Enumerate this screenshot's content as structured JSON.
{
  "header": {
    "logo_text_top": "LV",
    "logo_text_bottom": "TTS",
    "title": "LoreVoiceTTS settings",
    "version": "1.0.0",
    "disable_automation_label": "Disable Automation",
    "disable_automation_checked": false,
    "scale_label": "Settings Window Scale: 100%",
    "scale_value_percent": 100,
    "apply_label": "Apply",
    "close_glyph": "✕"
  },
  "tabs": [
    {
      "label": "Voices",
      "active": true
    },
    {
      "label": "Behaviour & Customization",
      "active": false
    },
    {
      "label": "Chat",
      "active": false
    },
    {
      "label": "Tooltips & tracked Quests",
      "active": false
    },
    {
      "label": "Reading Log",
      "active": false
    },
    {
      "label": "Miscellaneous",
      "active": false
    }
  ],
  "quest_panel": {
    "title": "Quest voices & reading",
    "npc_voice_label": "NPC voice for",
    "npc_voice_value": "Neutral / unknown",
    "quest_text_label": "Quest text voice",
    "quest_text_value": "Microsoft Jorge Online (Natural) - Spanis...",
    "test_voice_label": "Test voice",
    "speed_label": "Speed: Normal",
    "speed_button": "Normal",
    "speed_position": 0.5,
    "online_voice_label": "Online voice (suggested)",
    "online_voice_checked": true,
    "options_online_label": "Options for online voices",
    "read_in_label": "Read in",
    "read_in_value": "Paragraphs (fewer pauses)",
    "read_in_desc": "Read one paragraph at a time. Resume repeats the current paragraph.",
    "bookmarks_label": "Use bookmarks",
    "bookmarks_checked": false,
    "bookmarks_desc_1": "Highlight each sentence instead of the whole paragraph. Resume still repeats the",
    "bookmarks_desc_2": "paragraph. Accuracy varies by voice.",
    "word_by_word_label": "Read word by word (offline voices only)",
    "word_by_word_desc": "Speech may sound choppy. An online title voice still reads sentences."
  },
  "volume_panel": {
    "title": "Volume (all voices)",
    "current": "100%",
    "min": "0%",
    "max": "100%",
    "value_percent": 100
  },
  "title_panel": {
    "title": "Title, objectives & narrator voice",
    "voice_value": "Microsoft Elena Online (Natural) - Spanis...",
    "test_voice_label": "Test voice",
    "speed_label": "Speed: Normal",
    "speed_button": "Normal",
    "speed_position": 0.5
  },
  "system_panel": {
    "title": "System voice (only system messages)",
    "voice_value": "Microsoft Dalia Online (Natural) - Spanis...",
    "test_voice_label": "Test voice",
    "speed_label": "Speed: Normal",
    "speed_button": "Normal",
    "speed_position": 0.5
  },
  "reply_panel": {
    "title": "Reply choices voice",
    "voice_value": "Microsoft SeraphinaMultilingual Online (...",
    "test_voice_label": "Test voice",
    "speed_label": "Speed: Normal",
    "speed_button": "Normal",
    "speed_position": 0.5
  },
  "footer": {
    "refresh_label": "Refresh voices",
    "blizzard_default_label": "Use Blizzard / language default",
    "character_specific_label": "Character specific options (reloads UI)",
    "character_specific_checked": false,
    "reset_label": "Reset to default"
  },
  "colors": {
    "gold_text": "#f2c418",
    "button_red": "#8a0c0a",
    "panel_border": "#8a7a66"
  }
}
########
* [TASK] Output the data above exactly, please, line for line.

* [REPLY TO THE EXERCISE]
Enumerate this screenshot's content as structured JSON.
{
  "header": {
    "logo_text_top": "LV",
    "logo_text_bottom": "TTS",
    "title": "LoreVoiceTTS settings",
    "version": "1.0.0",
    "disable_automation_label": "Disable Automation",
    "disable_automation_checked": false,
    "scale_label": "Settings Window Scale: 100%",
    "scale_value_percent": 100,
    "apply_label": "Apply",
    "close_glyph": "✕"
  },
  "tabs": [
    {
      "label": "Voices",
      "active": true
    },
    {
      "label": "Behaviour & Customization",
      "active": false
    },
    {
      "label": "Chat",
      "active": false
    },
    {
      "label": "Tooltips & tracked Quests",
      "active": false
    },
    {
      "label": "Reading Log",
      "active": false
    },
    {
      "label": "Miscellaneous",
      "active": false
    }
  ],
  "quest_panel": {
    "title": "Quest voices & reading",
    "npc_voice_label": "NPC voice for",
    "npc_voice_value": "Neutral / unknown",
    "quest_text_label": "Quest text voice",
    "quest_text_value": "Microsoft Jorge Online (Natural) - Spanis...",
    "test_voice_label": "Test voice",
    "speed_label": "Speed: Normal",
    "speed_button": "Normal",
    "speed_position": 0.5,
    "online_voice_label": "Online voice (suggested)",
    "online_voice_checked": true,
    "options_online_label": "Options for online voices",
    "read_in_label": "Read in",
    "read_in_value": "Paragraphs (fewer pauses)",
    "read_in_desc": "Read one paragraph at a time. Resume repeats the current paragraph.",
    "bookmarks_label": "Use bookmarks",
    "bookmarks_checked": false,
    "bookmarks_desc_1": "Highlight each sentence instead of the whole paragraph. Resume still repeats the",
    "bookmarks_desc_2": "paragraph. Accuracy varies by voice.",
    "word_by_word_label": "Read word by word (offline voices only)",
    "word_by_word_desc": "Speech may sound choppy. An online title voice still reads sentences."
  },
  "volume_panel": {
    "title": "Volume (all voices)",
    "current": "100%",
    "min": "0%",
    "max": "100%",
    "value_percent": 100
  },
  "title_panel": {
    "title": "Title, objectives & narrator voice",
    "voice_value": "Microsoft Elena Online (Natural) - Spanis...",
    "test_voice_label": "Test voice",
    "speed_label": "Speed: Normal",
    "speed_button": "Normal",
    "speed_position": 0.5
  },
  "system_panel": {
    "title": "System voice (only system messages)",
    "voice_value": "Microsoft Dalia Online (Natural) - Spanis...",
    "test_voice_label": "Test voice",
    "speed_label": "Speed: Normal",
    "speed_button": "Normal",
    "speed_position": 0.5
  },
  "reply_panel": {
    "title": "Reply choices voice",
    "voice_value": "Microsoft SeraphinaMultilingual Online (...",
    "test_voice_label": "Test voice",
    "speed_label": "Speed: Normal",
    "speed_button": "Normal",
    "speed_position": 0.5
  },
  "footer": {
    "refresh_label": "Refresh voices",
    "blizzard_default_label": "Use Blizzard / language default",
    "character_specific_label": "Character specific options (reloads UI)",
    "character_specific_checked": false,
    "reset_label": "Reset to default"
  },
  "colors": {
    "gold_text": "#f2c418",
    "button_red": "#8a0c0a",
    "panel_border": "#8a7a66"
  }
}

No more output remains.